→ **Work required**: Determine how many lines include the string "个已安装". Output that number only.

→ **Data records**:
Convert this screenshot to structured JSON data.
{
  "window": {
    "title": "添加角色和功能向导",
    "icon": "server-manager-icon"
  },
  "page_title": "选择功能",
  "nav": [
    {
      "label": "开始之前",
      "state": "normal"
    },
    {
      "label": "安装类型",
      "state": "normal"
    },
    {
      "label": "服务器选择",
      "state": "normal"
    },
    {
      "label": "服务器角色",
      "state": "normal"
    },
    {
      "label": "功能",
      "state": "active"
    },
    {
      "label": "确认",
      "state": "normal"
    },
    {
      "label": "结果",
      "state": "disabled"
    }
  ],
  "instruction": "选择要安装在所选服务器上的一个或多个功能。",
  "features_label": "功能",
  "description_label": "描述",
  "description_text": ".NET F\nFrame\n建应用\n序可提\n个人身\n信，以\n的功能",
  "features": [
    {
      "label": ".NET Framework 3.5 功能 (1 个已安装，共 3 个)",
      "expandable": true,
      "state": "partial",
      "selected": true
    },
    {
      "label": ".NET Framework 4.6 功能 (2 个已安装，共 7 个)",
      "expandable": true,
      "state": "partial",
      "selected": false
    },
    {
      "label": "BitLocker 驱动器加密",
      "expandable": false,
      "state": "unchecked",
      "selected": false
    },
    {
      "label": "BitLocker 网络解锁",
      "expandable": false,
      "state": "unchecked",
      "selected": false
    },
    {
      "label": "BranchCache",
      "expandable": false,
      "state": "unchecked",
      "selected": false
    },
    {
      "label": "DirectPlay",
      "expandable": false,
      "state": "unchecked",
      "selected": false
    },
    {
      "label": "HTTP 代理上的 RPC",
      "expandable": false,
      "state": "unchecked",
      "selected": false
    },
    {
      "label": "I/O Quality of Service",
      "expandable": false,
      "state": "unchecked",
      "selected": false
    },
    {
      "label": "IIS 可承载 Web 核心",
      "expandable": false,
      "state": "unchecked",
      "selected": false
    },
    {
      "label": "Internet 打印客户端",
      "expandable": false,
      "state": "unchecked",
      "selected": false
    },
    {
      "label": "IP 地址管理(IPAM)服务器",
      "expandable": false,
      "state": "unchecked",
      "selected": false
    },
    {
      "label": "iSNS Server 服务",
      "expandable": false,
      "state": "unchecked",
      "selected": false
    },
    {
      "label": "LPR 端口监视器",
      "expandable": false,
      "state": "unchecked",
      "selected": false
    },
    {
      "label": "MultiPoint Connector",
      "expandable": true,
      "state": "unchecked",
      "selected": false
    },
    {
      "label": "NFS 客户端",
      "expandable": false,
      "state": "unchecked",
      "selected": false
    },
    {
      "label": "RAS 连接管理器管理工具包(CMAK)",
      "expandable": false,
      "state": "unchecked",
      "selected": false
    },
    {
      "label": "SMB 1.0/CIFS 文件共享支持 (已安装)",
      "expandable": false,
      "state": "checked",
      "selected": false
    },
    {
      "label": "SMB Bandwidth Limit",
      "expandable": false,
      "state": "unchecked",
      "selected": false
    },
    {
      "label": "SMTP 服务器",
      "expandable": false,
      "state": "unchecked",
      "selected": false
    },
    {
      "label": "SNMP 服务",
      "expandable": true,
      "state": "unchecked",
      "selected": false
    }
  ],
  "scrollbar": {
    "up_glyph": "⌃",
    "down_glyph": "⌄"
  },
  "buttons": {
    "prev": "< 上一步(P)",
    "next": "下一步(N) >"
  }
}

→ **Finished task**: 2